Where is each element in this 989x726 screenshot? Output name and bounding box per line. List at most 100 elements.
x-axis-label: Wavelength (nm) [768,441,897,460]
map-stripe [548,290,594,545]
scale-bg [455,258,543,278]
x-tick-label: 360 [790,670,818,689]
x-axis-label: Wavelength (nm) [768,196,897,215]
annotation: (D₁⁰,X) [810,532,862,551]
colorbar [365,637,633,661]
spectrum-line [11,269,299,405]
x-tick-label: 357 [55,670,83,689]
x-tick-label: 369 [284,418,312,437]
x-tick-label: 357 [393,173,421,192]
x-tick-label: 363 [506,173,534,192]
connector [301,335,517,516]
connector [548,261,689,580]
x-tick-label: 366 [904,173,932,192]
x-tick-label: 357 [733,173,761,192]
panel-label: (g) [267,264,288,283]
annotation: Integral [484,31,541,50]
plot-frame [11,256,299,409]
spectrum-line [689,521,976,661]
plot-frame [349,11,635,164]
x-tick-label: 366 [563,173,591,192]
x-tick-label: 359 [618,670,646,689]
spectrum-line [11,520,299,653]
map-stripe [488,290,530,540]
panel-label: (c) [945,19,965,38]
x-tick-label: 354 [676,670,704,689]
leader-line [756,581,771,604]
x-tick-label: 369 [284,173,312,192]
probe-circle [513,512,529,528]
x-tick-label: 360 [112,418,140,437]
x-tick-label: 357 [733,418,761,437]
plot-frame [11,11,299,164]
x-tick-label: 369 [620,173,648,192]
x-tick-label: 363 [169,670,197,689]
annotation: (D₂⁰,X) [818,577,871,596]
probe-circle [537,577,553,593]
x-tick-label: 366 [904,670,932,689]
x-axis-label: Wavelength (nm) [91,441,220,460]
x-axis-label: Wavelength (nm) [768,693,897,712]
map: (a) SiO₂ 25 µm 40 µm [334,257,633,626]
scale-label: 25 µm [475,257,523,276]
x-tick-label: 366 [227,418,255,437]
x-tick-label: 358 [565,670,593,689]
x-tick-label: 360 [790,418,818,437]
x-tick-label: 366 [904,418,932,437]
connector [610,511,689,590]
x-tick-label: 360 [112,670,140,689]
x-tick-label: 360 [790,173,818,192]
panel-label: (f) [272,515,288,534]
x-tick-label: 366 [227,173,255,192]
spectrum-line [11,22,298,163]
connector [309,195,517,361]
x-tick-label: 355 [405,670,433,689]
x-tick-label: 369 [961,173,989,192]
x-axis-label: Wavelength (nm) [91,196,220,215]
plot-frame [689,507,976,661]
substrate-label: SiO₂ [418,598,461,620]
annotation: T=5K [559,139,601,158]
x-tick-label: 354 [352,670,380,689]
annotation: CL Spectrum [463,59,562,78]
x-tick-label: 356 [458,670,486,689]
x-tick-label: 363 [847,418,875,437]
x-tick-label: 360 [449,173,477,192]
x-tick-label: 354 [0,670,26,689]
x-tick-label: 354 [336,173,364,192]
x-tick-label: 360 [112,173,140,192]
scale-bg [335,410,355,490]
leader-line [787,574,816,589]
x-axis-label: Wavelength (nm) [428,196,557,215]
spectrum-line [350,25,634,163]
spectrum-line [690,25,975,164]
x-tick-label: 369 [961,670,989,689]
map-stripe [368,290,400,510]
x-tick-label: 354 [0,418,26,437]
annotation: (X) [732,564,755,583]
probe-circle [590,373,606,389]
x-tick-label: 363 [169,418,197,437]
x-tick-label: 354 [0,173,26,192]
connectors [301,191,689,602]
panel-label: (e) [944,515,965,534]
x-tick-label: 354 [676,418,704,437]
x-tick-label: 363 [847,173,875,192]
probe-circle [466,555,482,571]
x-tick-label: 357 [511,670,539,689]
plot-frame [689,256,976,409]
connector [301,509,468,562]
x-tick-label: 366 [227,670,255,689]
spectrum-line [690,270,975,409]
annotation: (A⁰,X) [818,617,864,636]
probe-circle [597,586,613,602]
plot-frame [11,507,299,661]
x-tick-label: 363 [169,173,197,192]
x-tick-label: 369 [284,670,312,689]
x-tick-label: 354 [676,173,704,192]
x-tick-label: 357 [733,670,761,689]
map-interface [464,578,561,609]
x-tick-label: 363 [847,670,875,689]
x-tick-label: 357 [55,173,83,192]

(ЗАДАНИЕ): Верните все строки приведенного выше материала в неизменном виде.

(ОТВЕТ):
Where is each element in this 989x726 screenshot? Output name and bounding box per line. List at most 100 elements.
x-axis-label: Wavelength (nm) [768,441,897,460]
map-stripe [548,290,594,545]
scale-bg [455,258,543,278]
x-tick-label: 360 [790,670,818,689]
x-axis-label: Wavelength (nm) [768,196,897,215]
annotation: (D₁⁰,X) [810,532,862,551]
colorbar [365,637,633,661]
spectrum-line [11,269,299,405]
x-tick-label: 357 [55,670,83,689]
x-tick-label: 369 [284,418,312,437]
x-tick-label: 357 [393,173,421,192]
x-tick-label: 363 [506,173,534,192]
connector [301,335,517,516]
connector [548,261,689,580]
x-tick-label: 366 [904,173,932,192]
x-tick-label: 357 [733,173,761,192]
panel-label: (g) [267,264,288,283]
annotation: Integral [484,31,541,50]
plot-frame [11,256,299,409]
spectrum-line [689,521,976,661]
plot-frame [349,11,635,164]
x-tick-label: 366 [563,173,591,192]
x-tick-label: 359 [618,670,646,689]
spectrum-line [11,520,299,653]
map-stripe [488,290,530,540]
panel-label: (c) [945,19,965,38]
x-tick-label: 354 [676,670,704,689]
leader-line [756,581,771,604]
x-tick-label: 369 [284,173,312,192]
probe-circle [513,512,529,528]
x-tick-label: 360 [112,418,140,437]
x-tick-label: 357 [733,418,761,437]
plot-frame [11,11,299,164]
x-tick-label: 369 [620,173,648,192]
x-tick-label: 363 [169,670,197,689]
annotation: (D₂⁰,X) [818,577,871,596]
probe-circle [537,577,553,593]
x-tick-label: 366 [904,670,932,689]
x-axis-label: Wavelength (nm) [91,441,220,460]
x-axis-label: Wavelength (nm) [768,693,897,712]
map: (a) SiO₂ 25 µm 40 µm [334,257,633,626]
scale-label: 25 µm [475,257,523,276]
x-tick-label: 366 [227,418,255,437]
x-tick-label: 358 [565,670,593,689]
x-tick-label: 360 [790,418,818,437]
x-tick-label: 366 [904,418,932,437]
connector [610,511,689,590]
x-tick-label: 360 [112,670,140,689]
x-tick-label: 360 [790,173,818,192]
panel-label: (f) [272,515,288,534]
x-tick-label: 366 [227,173,255,192]
spectrum-line [11,22,298,163]
connector [309,195,517,361]
x-tick-label: 355 [405,670,433,689]
x-tick-label: 369 [961,173,989,192]
x-axis-label: Wavelength (nm) [91,196,220,215]
plot-frame [689,507,976,661]
substrate-label: SiO₂ [418,598,461,620]
annotation: T=5K [559,139,601,158]
x-tick-label: 354 [352,670,380,689]
annotation: CL Spectrum [463,59,562,78]
x-tick-label: 356 [458,670,486,689]
x-tick-label: 363 [847,418,875,437]
x-tick-label: 360 [449,173,477,192]
x-tick-label: 354 [0,670,26,689]
x-tick-label: 354 [336,173,364,192]
x-tick-label: 360 [112,173,140,192]
scale-bg [335,410,355,490]
leader-line [787,574,816,589]
x-axis-label: Wavelength (nm) [428,196,557,215]
spectrum-line [350,25,634,163]
spectrum-line [690,25,975,164]
x-tick-label: 369 [961,670,989,689]
map-stripe [368,290,400,510]
x-tick-label: 354 [0,418,26,437]
annotation: (X) [732,564,755,583]
probe-circle [590,373,606,389]
x-tick-label: 363 [169,418,197,437]
x-tick-label: 354 [0,173,26,192]
connectors [301,191,689,602]
panel-label: (e) [944,515,965,534]
x-tick-label: 354 [676,418,704,437]
x-tick-label: 363 [847,173,875,192]
probe-circle [466,555,482,571]
x-tick-label: 357 [511,670,539,689]
plot-frame [689,256,976,409]
connector [301,509,468,562]
x-tick-label: 366 [227,670,255,689]
spectrum-line [690,270,975,409]
annotation: (A⁰,X) [818,617,864,636]
probe-circle [597,586,613,602]
plot-frame [11,507,299,661]
x-tick-label: 363 [169,173,197,192]
x-tick-label: 369 [284,670,312,689]
x-tick-label: 354 [676,173,704,192]
x-tick-label: 357 [733,670,761,689]
map-interface [464,578,561,609]
x-tick-label: 363 [847,670,875,689]
x-tick-label: 357 [55,173,83,192]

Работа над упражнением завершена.